------ Extrait de page

Les alliances, on sait ce qu’elles valent quelquefois et comment elles se font. On peut le voir pour l’Italie et pour l’Allemagne par ce livre du général La Marmora : — Un peu plus de lumière sur les événemens politiques et militaires de 1866, — qui a précédé le roi Victor-Emmanuel à Berlin, et qui a dû passer, à vrai dire, pour une introduction assez bizarre aux négociations nouvelles qu’on aurait pu avoir l’idée d’engager. Le passé promet pour l’avenir, et le témoin, l’historien de ce passé, celui qui le met aujourd’hui à nu et qui le montre au vif, est un des personnages les plus considérés de l’Italie, un ancien président du conseil qui a été lui-même un des acteurs dans ce redoutable imbroglio. Certes rien n’est plus curieux et plus instructif que cette crise de 1866, où déjà sont en germe les événemens bien plus graves qui se sont accomplis depuis, où se mêlent le roi Guillaume, l’empereur Napoléon III, M. de Bismarck, la Prusse, l’Italie, qui de toute façon, qu’elle soit battue ou victorieuse, doit gagner la Vénétie, — l’Autriche, qui de toute manière est fort menacée de perdre au moins une province dans la bagarre.

------------
------ Données brutes

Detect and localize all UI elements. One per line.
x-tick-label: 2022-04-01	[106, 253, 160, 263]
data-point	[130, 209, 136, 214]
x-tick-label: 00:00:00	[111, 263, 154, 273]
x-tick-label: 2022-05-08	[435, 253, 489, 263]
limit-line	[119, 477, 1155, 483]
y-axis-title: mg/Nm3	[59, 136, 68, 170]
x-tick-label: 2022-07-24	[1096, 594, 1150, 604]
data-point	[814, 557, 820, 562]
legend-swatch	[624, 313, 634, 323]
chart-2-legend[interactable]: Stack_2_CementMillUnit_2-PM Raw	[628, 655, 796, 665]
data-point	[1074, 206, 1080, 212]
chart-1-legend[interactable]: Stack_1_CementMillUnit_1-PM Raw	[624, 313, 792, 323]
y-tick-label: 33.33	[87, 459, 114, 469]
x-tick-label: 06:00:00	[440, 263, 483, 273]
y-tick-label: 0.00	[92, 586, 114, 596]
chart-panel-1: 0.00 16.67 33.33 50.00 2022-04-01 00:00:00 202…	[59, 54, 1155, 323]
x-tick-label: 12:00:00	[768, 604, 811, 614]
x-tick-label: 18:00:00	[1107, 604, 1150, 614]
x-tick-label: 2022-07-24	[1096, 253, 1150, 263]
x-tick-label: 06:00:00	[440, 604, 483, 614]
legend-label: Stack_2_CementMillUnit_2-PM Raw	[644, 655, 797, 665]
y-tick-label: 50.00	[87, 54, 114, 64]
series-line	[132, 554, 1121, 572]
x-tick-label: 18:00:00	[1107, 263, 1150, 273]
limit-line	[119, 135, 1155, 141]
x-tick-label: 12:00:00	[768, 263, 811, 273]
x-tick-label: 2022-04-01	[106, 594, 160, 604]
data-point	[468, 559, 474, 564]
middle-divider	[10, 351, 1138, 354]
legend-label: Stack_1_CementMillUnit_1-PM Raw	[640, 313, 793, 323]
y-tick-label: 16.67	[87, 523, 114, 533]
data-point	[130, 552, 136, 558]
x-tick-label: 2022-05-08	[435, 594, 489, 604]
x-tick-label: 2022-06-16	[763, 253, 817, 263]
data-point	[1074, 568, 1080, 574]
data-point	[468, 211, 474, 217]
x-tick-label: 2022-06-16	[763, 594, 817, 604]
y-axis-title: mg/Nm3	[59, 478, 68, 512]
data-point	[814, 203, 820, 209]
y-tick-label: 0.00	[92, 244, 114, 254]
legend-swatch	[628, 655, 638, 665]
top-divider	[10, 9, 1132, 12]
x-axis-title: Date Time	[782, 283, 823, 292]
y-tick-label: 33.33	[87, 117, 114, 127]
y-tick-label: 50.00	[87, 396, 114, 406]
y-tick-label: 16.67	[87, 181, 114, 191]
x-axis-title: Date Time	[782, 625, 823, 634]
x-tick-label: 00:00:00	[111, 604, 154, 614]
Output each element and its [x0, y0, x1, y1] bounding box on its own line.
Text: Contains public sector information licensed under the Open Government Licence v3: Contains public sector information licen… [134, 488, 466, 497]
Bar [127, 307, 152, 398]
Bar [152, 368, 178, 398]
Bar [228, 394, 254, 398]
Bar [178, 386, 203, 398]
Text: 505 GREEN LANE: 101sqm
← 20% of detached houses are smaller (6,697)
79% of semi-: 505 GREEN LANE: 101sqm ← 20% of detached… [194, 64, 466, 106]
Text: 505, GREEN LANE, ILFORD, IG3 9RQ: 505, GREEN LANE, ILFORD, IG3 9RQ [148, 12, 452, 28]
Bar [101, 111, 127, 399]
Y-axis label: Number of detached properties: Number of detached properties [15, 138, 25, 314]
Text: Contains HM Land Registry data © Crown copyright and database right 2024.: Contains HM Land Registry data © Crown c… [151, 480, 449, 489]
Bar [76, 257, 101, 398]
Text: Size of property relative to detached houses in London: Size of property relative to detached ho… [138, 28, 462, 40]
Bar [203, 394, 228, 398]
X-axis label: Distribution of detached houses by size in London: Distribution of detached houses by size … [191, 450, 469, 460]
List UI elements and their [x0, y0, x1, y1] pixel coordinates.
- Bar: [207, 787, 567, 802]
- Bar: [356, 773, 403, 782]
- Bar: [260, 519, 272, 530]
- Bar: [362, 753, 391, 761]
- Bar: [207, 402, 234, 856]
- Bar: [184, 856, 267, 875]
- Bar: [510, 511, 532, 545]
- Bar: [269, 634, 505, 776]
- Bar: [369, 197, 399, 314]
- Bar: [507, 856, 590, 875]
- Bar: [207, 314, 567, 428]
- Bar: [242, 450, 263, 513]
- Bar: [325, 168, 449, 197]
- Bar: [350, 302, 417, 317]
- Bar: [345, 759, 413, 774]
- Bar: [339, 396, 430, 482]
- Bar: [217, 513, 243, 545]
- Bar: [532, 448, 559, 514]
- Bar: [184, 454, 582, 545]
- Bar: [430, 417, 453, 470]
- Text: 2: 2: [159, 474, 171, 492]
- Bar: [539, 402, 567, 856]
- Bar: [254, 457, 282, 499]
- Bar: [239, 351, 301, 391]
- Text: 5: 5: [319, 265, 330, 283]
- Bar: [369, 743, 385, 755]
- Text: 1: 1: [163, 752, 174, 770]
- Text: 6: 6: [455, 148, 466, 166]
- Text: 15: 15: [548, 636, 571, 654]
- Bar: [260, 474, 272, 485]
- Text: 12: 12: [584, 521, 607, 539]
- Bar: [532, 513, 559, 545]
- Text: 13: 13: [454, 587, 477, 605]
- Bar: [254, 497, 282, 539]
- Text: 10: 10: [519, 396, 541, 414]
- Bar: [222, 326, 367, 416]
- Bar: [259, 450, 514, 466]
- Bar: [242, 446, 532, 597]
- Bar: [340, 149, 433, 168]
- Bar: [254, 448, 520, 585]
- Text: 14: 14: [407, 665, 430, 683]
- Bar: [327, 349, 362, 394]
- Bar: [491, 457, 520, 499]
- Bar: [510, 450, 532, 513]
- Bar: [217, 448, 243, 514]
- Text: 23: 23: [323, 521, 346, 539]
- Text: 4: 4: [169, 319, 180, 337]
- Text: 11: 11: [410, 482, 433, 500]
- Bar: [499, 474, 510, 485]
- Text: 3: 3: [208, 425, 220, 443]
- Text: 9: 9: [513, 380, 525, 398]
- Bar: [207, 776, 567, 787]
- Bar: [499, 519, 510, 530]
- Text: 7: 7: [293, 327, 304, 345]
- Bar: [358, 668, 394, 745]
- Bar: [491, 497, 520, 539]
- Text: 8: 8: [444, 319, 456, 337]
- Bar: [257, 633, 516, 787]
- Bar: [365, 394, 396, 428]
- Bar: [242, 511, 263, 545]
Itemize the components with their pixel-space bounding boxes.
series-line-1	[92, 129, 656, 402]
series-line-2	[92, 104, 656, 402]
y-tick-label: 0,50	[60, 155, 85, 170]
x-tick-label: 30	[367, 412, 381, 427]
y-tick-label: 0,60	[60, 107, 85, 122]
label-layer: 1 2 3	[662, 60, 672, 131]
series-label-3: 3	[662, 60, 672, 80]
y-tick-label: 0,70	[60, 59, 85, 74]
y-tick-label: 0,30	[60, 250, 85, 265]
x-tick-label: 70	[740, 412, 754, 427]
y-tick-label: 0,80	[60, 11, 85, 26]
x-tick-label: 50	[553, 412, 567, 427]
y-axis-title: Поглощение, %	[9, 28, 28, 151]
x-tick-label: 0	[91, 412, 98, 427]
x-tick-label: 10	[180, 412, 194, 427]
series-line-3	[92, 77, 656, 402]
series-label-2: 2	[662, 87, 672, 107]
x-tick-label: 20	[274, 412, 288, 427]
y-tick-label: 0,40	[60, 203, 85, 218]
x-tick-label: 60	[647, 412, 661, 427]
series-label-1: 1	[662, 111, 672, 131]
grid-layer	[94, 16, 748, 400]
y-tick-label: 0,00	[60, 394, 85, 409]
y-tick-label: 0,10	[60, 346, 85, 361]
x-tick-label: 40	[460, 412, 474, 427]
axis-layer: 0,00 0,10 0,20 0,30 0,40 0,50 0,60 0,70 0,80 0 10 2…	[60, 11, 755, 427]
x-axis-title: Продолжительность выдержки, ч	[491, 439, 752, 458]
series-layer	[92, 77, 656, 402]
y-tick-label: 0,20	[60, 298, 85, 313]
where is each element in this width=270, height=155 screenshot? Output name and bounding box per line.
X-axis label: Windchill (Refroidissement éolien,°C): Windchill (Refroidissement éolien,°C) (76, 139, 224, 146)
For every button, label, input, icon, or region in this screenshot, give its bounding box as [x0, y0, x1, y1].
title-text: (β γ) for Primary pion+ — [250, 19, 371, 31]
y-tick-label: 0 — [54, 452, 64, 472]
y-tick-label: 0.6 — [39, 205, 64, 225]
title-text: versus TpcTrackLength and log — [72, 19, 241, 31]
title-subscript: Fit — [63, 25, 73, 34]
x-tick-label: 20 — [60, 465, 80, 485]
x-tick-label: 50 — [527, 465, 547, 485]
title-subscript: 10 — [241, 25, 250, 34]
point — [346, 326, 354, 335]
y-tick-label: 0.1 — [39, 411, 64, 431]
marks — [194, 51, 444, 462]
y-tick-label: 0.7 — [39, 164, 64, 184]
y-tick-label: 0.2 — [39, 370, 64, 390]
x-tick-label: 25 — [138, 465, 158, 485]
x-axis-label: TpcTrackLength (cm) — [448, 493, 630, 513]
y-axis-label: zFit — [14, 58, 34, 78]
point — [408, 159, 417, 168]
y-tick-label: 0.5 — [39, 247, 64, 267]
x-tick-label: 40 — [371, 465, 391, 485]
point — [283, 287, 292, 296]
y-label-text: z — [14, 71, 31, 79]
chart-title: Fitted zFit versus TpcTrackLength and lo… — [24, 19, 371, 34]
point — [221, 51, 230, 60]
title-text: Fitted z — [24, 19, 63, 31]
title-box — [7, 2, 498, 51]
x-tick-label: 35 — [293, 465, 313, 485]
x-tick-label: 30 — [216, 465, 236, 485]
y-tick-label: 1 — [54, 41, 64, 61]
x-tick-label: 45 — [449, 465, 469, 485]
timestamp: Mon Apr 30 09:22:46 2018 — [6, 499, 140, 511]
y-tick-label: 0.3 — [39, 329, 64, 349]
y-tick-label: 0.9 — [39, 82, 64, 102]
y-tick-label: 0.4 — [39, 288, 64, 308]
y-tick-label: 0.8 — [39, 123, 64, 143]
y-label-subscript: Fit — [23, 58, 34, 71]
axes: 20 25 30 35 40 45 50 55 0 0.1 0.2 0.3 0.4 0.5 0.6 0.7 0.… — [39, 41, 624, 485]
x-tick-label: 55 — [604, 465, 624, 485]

------------

- _Consignes_:
1. Citez intégralement et à l'identique l'extrait sur la crise de 1866.
2. Imprimez telle quelle la portion des lignes de données qui s'ouvre sur la première ligne et se ferme sur celle contenant « 136, 68, 170] », bornes comprises, et rien d'autre.
L'extrait et les lignes de données forment deux matériaux indépendants.

- _Réponses par tâche_:
1.
Les alliances, on sait ce qu’elles valent quelquefois et comment elles se font. On peut le voir pour l’Italie et pour l’Allemagne par ce livre du général La Marmora : — Un peu plus de lumière sur les événemens politiques et militaires de 1866, — qui a précédé le roi Victor-Emmanuel à Berlin, et qui a dû passer, à vrai dire, pour une introduction assez bizarre aux négociations nouvelles qu’on aurait pu avoir l’idée d’engager. Le passé promet pour l’avenir, et le témoin, l’historien de ce passé, celui qui le met aujourd’hui à nu et qui le montre au vif, est un des personnages les plus considérés de l’Italie, un ancien président du conseil qui a été lui-même un des acteurs dans ce redoutable imbroglio. Certes rien n’est plus curieux et plus instructif que cette crise de 1866, où déjà sont en germe les événemens bien plus graves qui se sont accomplis depuis, où se mêlent le roi Guillaume, l’empereur Napoléon III, M. de Bismarck, la Prusse, l’Italie, qui de toute façon, qu’elle soit battue ou victorieuse, doit gagner la Vénétie, — l’Autriche, qui de toute manière est fort menacée de perdre au moins une province dans la bagarre.

2.
Detect and localize all UI elements. One per line.
x-tick-label: 2022-04-01	[106, 253, 160, 263]
data-point	[130, 209, 136, 214]
x-tick-label: 00:00:00	[111, 263, 154, 273]
x-tick-label: 2022-05-08	[435, 253, 489, 263]
limit-line	[119, 477, 1155, 483]
y-axis-title: mg/Nm3	[59, 136, 68, 170]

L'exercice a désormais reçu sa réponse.